DIRECTIVE:
Search the data below for the string "rank". Extract every line that contains it.
begin EXERCISE INPUTS
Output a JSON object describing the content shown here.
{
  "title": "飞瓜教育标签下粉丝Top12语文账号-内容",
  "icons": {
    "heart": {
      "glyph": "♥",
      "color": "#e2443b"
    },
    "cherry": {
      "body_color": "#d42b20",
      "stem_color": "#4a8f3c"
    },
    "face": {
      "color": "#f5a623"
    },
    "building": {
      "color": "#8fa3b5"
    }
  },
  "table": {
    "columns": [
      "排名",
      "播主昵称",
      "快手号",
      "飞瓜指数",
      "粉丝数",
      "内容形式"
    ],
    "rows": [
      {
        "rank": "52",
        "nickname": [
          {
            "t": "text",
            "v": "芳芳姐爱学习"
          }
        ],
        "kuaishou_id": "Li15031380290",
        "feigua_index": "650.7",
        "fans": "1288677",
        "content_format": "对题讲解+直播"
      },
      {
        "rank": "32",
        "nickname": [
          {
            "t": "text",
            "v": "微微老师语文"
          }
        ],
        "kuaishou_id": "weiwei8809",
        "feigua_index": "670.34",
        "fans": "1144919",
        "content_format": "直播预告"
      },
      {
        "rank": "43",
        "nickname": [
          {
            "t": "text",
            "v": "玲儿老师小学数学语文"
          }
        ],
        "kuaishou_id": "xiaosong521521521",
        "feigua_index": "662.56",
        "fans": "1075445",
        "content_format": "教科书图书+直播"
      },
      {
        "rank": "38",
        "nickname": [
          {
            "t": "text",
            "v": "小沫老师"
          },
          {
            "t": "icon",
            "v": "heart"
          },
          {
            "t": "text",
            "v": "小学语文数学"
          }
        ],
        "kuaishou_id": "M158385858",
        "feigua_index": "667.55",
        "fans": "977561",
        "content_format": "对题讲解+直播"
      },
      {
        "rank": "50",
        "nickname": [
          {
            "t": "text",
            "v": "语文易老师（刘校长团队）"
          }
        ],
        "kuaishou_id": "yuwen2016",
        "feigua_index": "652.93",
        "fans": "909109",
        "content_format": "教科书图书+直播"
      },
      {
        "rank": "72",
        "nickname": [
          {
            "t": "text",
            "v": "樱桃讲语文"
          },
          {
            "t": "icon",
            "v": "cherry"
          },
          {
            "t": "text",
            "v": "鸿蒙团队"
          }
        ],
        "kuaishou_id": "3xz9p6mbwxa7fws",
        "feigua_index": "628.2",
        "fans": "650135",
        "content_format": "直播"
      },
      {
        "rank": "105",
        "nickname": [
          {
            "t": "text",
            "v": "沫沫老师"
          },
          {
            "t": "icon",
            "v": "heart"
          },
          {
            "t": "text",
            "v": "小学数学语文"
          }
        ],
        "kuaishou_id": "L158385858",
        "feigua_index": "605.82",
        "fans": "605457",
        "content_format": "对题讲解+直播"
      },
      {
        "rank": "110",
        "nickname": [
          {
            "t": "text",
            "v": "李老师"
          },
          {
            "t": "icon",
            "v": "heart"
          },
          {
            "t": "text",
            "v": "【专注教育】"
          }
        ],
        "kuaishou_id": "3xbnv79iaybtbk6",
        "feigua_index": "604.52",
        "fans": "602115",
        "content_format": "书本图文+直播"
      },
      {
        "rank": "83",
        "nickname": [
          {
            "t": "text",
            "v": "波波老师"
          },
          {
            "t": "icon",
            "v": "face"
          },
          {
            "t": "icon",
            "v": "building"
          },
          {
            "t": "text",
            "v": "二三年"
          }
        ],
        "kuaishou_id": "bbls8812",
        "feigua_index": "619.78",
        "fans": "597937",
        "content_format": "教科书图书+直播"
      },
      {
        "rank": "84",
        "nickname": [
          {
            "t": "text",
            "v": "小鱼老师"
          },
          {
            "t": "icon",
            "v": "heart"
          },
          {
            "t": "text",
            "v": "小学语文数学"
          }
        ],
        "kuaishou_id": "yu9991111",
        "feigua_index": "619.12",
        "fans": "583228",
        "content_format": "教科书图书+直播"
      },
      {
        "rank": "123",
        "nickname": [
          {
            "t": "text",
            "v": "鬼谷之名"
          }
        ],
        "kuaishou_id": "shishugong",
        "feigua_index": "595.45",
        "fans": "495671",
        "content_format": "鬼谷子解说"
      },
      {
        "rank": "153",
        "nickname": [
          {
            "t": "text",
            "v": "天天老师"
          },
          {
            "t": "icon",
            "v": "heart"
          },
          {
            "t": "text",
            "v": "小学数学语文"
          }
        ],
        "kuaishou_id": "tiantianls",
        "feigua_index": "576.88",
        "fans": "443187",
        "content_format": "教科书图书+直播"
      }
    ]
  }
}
end EXERCISE INPUTS
SOLUTION:
        "rank": "52",
        "rank": "32",
        "rank": "43",
        "rank": "38",
        "rank": "50",
        "rank": "72",
        "rank": "105",
        "rank": "110",
        "rank": "83",
        "rank": "84",
        "rank": "123",
        "rank": "153",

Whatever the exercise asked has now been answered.